▸ **Exercise description**
Pictures aside, repeat every entry exactly.

▸ **Records for processing**
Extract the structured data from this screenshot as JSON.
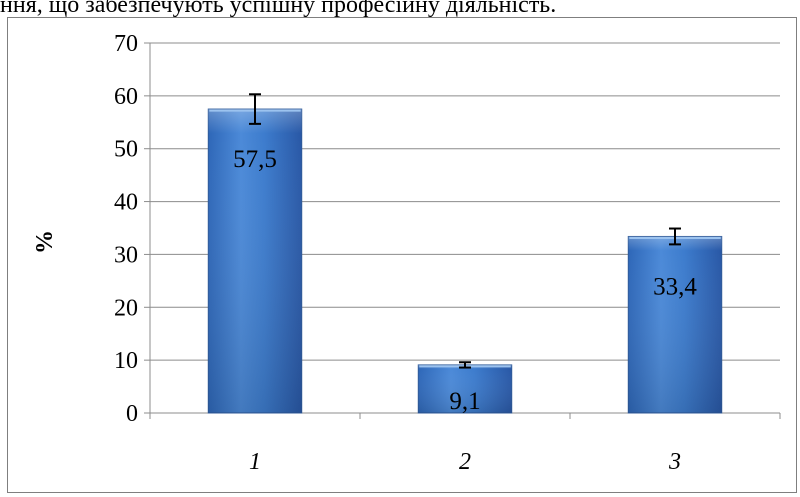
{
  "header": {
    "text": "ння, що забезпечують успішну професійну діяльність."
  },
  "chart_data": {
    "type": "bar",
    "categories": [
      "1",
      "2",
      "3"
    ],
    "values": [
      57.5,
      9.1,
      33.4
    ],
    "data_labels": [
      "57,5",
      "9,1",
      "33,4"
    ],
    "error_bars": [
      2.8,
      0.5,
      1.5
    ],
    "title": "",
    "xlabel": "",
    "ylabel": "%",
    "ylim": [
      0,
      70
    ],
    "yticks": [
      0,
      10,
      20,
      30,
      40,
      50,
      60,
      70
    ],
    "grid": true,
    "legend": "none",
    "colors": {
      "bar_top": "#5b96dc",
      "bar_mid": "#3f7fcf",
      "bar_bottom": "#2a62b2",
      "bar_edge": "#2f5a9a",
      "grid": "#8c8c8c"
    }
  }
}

▸ **Solution for this exercise**
Extract the structured data from this screenshot as JSON.
{
  "header": {
    "text": "ння, що забезпечують успішну професійну діяльність."
  },
  "chart_data": {
    "type": "bar",
    "categories": [
      "1",
      "2",
      "3"
    ],
    "values": [
      57.5,
      9.1,
      33.4
    ],
    "data_labels": [
      "57,5",
      "9,1",
      "33,4"
    ],
    "error_bars": [
      2.8,
      0.5,
      1.5
    ],
    "title": "",
    "xlabel": "",
    "ylabel": "%",
    "ylim": [
      0,
      70
    ],
    "yticks": [
      0,
      10,
      20,
      30,
      40,
      50,
      60,
      70
    ],
    "grid": true,
    "legend": "none",
    "colors": {
      "bar_top": "#5b96dc",
      "bar_mid": "#3f7fcf",
      "bar_bottom": "#2a62b2",
      "bar_edge": "#2f5a9a",
      "grid": "#8c8c8c"
    }
  }
}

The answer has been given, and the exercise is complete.